• [THE REQUEST]: Determine how many lines of the records include "object", and answer with the number alone.

• [EXERCISE MATERIAL]:
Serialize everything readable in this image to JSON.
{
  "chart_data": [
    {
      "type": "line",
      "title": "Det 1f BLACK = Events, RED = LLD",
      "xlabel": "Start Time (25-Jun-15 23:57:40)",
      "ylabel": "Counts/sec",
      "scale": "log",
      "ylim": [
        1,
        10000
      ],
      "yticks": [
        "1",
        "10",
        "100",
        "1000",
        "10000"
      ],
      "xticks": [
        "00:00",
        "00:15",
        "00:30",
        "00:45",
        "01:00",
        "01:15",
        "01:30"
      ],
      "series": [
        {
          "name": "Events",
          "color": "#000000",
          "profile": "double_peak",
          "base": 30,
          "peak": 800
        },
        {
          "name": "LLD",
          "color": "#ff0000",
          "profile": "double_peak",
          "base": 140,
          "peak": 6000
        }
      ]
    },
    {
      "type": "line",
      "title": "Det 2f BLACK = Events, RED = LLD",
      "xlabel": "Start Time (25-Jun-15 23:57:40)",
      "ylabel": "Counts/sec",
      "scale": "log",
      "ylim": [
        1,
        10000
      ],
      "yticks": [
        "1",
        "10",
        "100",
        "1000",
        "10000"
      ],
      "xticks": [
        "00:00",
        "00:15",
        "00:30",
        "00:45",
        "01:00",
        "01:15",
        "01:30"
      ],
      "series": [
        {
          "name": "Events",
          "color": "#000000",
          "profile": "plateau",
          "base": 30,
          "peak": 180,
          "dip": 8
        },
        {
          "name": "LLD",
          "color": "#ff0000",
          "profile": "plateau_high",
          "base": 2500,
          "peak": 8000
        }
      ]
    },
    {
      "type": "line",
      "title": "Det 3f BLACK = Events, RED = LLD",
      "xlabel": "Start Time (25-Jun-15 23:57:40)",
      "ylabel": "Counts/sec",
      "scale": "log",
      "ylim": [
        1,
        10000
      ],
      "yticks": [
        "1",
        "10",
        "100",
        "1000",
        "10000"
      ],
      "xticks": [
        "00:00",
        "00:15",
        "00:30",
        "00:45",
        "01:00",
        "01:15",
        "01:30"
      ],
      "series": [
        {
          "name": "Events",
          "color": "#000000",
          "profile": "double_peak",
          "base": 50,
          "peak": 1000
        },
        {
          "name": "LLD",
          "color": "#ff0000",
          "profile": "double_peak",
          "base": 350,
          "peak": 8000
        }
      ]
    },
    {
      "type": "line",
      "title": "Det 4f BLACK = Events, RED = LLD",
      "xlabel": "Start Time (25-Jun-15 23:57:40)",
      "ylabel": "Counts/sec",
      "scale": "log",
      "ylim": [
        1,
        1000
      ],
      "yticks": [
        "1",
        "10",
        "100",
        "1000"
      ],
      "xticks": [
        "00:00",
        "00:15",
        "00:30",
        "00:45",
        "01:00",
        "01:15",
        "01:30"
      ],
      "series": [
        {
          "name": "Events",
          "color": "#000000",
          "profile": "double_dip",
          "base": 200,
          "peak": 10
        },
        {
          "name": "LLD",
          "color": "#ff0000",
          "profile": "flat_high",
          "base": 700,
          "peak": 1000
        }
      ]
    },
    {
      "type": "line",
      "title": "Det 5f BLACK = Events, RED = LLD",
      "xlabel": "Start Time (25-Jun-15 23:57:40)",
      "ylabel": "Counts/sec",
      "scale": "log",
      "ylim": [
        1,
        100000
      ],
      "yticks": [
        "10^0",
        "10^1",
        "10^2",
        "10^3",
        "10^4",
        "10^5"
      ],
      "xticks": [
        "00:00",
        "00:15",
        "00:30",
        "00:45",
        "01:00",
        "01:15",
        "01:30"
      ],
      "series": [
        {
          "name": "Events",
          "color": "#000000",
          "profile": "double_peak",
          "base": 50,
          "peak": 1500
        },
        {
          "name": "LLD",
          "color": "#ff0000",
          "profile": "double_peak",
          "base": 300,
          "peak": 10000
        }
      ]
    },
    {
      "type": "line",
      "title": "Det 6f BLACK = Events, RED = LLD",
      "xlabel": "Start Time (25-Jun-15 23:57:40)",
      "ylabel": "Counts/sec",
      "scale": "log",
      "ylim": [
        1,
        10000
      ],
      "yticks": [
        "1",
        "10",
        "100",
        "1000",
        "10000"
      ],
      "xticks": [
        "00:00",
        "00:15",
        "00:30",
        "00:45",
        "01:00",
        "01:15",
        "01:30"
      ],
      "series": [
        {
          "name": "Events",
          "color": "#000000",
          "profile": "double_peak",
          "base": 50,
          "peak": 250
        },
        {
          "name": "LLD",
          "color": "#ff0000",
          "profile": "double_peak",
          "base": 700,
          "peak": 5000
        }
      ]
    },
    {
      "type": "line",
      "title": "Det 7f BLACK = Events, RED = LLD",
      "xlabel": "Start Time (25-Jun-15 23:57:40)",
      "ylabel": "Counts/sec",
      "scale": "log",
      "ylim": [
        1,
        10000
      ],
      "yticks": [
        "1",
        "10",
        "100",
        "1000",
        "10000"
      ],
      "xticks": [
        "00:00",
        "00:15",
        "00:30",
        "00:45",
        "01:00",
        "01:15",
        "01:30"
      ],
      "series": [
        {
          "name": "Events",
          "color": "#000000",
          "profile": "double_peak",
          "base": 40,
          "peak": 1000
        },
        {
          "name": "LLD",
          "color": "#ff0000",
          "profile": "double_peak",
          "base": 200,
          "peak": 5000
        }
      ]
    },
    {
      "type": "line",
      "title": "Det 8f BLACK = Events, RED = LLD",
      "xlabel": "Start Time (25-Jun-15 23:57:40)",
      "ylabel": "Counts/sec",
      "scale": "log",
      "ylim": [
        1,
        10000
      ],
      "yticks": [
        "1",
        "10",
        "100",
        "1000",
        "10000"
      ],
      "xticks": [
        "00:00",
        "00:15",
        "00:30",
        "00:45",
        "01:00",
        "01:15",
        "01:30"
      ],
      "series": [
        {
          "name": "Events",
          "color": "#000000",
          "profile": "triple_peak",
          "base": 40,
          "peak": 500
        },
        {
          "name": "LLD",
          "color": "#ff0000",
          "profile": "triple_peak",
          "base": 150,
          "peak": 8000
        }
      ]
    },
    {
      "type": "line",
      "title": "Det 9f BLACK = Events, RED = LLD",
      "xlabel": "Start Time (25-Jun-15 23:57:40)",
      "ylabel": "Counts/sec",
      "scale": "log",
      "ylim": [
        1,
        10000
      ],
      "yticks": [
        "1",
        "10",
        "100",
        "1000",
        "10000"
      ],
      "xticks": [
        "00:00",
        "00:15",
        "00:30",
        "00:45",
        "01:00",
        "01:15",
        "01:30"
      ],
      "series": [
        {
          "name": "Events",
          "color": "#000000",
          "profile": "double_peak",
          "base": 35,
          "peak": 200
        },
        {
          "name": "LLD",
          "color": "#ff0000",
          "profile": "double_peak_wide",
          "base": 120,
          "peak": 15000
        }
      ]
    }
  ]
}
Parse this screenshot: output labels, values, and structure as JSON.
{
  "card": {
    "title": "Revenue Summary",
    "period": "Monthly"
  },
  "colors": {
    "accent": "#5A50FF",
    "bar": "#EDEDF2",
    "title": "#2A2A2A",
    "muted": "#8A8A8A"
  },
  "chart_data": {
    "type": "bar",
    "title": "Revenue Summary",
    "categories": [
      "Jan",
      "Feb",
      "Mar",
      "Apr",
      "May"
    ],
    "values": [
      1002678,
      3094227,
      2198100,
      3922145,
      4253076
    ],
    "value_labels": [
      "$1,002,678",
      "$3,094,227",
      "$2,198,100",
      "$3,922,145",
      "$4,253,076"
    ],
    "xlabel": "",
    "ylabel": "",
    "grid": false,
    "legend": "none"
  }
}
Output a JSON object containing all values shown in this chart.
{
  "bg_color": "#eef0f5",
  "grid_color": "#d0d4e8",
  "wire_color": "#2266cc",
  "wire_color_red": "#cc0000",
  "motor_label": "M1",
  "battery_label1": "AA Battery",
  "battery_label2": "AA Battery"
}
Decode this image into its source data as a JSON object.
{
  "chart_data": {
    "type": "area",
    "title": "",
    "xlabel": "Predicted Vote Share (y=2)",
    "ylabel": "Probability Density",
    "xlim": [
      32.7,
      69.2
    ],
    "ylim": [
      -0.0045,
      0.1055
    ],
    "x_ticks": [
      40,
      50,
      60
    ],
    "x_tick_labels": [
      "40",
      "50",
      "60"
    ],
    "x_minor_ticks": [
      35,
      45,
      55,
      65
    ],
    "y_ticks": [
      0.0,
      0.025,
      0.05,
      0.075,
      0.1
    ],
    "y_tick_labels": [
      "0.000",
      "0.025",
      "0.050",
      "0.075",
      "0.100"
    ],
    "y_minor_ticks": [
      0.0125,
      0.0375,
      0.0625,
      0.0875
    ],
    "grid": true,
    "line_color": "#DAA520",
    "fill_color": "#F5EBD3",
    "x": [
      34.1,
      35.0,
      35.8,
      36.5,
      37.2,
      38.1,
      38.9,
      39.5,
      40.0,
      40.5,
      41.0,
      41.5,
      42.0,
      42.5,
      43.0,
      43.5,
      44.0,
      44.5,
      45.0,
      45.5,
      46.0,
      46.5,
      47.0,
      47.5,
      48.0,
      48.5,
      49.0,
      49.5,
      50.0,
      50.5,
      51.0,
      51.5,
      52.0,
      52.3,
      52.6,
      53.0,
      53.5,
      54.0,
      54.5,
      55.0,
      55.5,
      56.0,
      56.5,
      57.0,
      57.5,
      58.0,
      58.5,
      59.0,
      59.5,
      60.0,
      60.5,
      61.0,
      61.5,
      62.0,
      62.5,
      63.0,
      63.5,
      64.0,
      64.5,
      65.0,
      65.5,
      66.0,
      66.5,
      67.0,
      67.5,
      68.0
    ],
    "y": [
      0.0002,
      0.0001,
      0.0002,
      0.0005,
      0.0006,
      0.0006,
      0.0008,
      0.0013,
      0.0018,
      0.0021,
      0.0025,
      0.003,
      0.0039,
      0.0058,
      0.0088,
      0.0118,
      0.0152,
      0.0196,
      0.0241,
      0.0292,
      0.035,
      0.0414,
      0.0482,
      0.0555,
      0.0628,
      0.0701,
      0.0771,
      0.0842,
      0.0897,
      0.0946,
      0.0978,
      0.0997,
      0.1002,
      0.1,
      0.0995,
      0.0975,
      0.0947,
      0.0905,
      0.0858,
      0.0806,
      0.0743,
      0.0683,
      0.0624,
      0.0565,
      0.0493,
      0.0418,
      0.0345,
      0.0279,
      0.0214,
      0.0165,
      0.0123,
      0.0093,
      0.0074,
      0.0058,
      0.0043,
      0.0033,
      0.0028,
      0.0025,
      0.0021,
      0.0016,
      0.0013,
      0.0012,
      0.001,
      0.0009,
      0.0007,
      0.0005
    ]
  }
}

• [RESULT FOR THIS TASK]: 2